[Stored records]
────

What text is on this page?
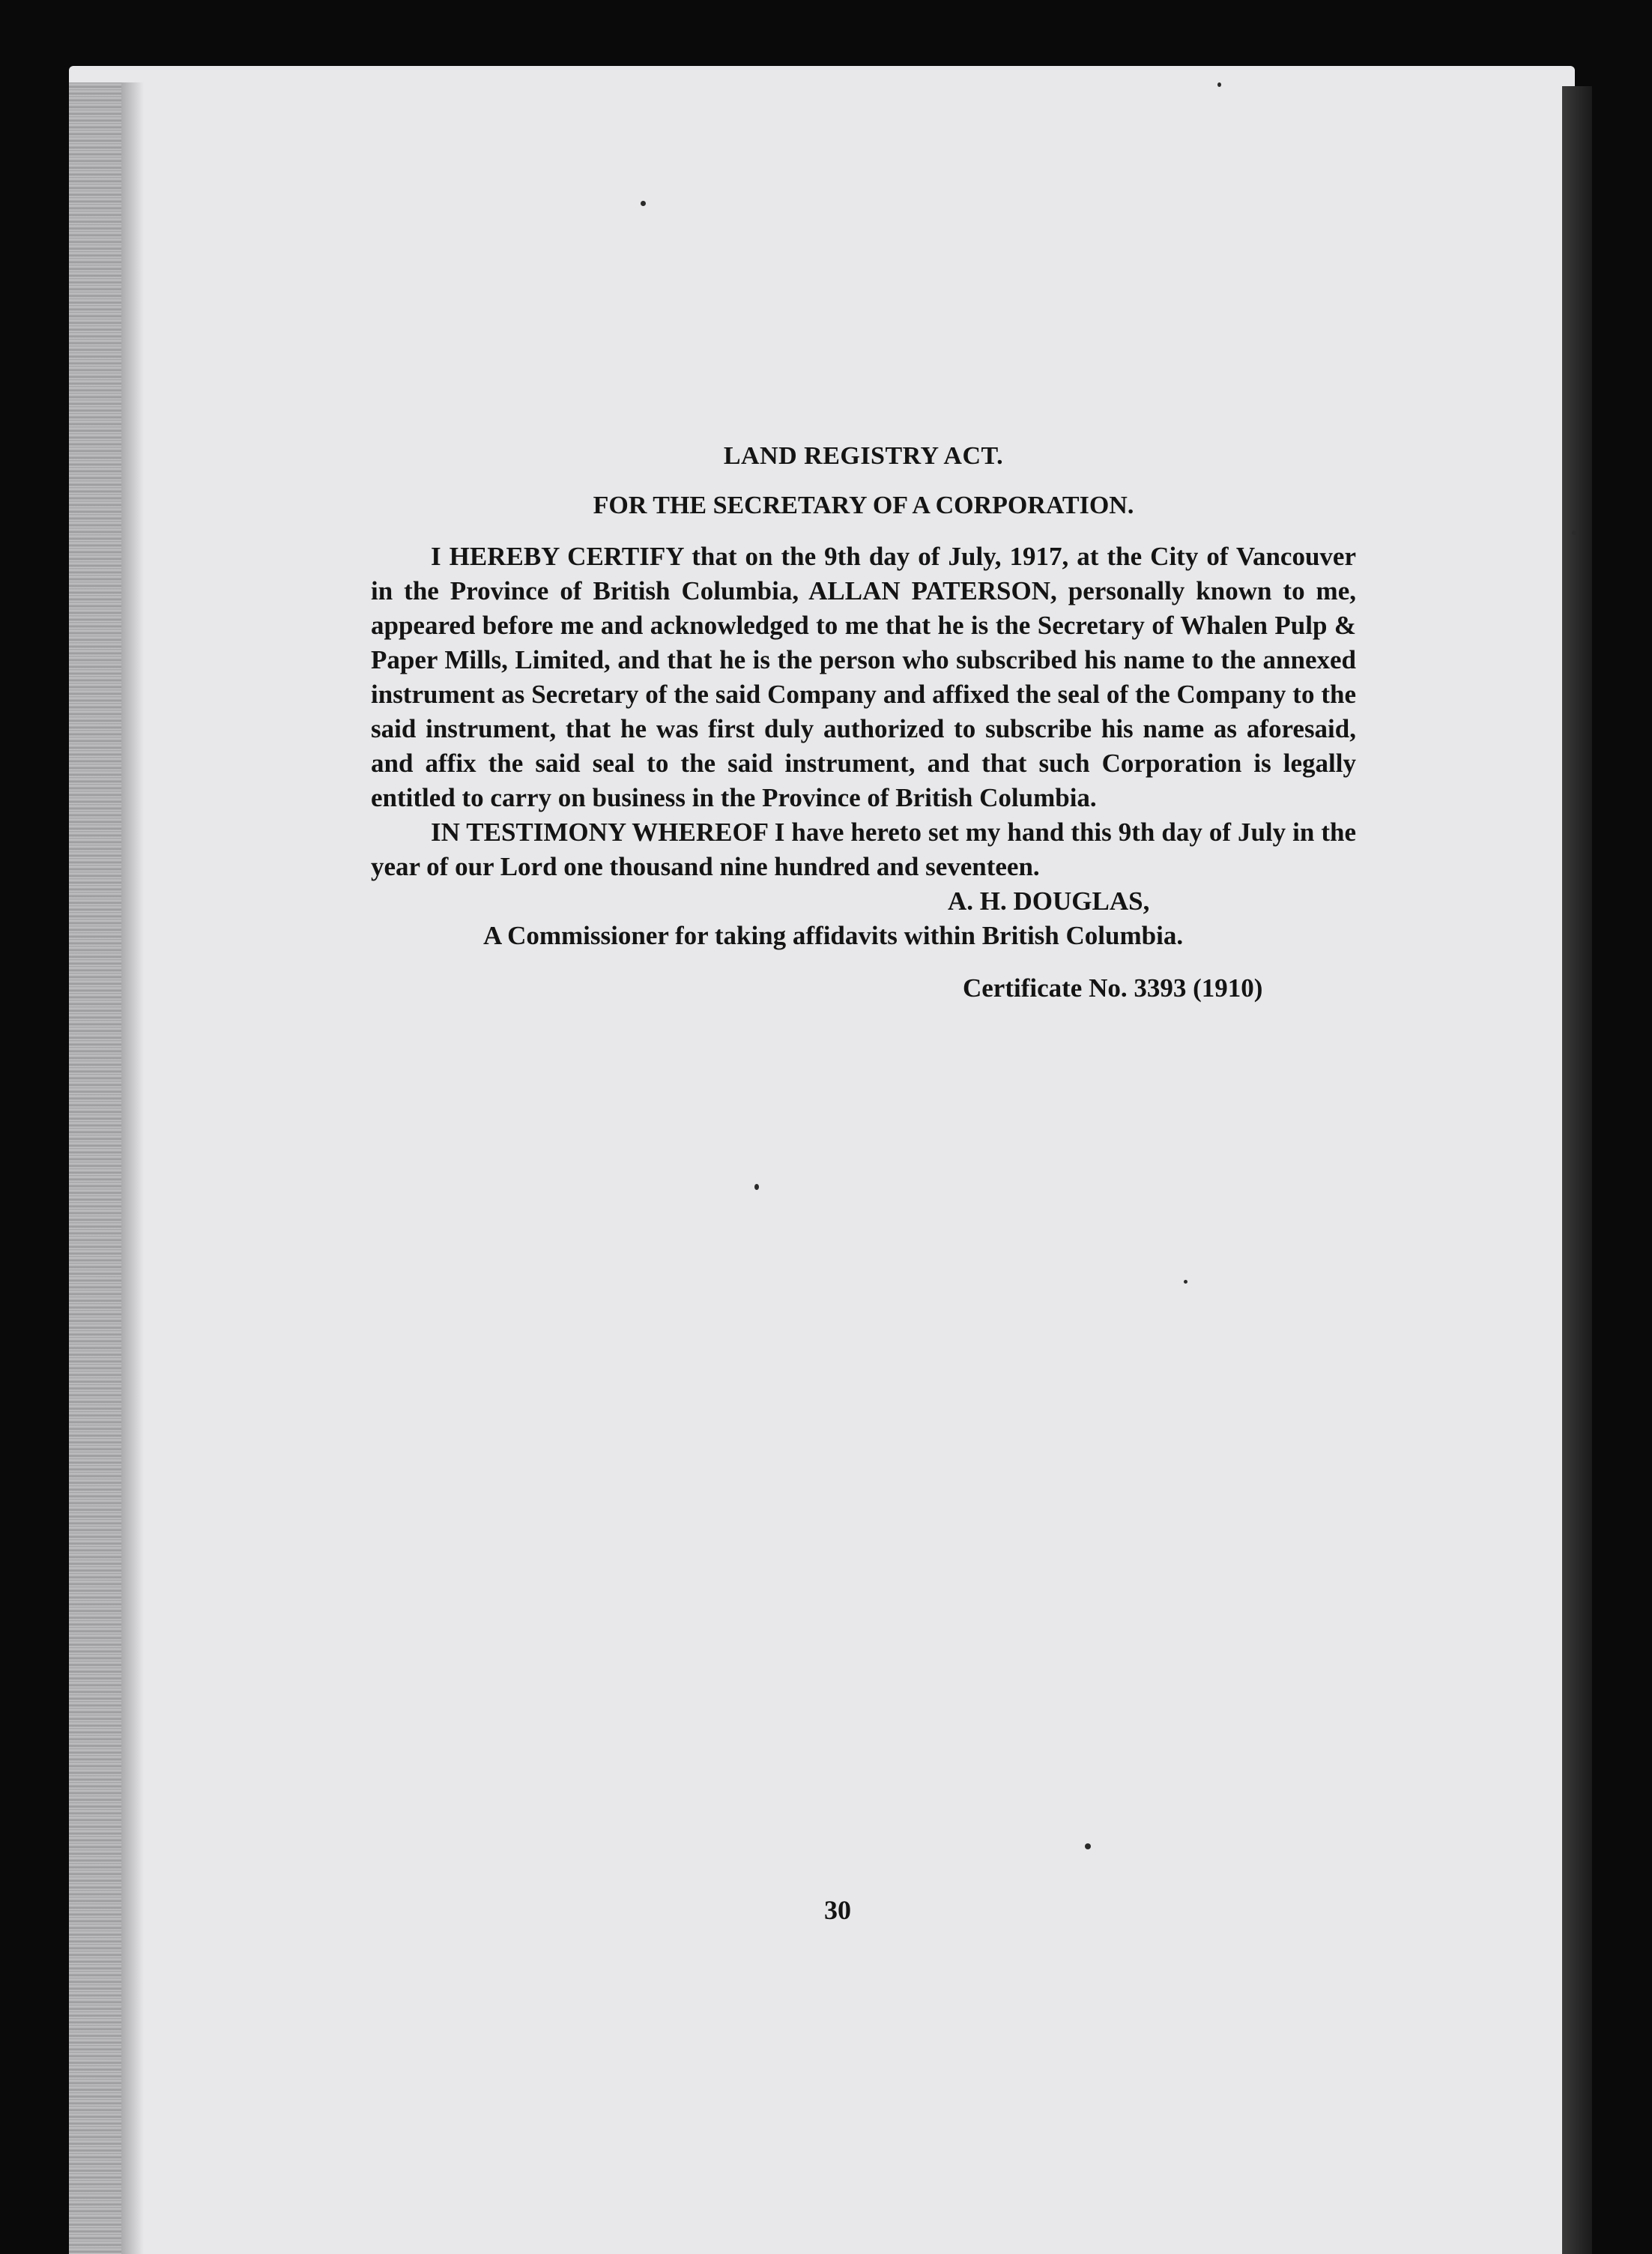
LAND REGISTRY ACT.

FOR THE SECRETARY OF A CORPORATION.

I HEREBY CERTIFY that on the 9th day of July, 1917, at the City of Vancouver in the Province of British Columbia, ALLAN PATERSON, personally known to me, appeared before me and acknowledged to me that he is the Secretary of Whalen Pulp & Paper Mills, Limited, and that he is the person who subscribed his name to the annexed instrument as Secretary of the said Company and affixed the seal of the Company to the said instrument, that he was first duly authorized to subscribe his name as aforesaid, and affix the said seal to the said instrument, and that such Corporation is legally entitled to carry on business in the Province of British Columbia.

IN TESTIMONY WHEREOF I have hereto set my hand this 9th day of July in the year of our Lord one thousand nine hundred and seventeen.

A. H. DOUGLAS,

A Commissioner for taking affidavits within British Columbia.

Certificate No. 3393 (1910)

30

────

— Task to complete —
The material above holds pictures; copy everything else in it exactly.

— Finished task —
What text is on this page?
LAND REGISTRY ACT.

FOR THE SECRETARY OF A CORPORATION.

I HEREBY CERTIFY that on the 9th day of July, 1917, at the City of Vancouver in the Province of British Columbia, ALLAN PATERSON, personally known to me, appeared before me and acknowledged to me that he is the Secretary of Whalen Pulp & Paper Mills, Limited, and that he is the person who subscribed his name to the annexed instrument as Secretary of the said Company and affixed the seal of the Company to the said instrument, that he was first duly authorized to subscribe his name as aforesaid, and affix the said seal to the said instrument, and that such Corporation is legally entitled to carry on business in the Province of British Columbia.

IN TESTIMONY WHEREOF I have hereto set my hand this 9th day of July in the year of our Lord one thousand nine hundred and seventeen.

A. H. DOUGLAS,

A Commissioner for taking affidavits within British Columbia.

Certificate No. 3393 (1910)

30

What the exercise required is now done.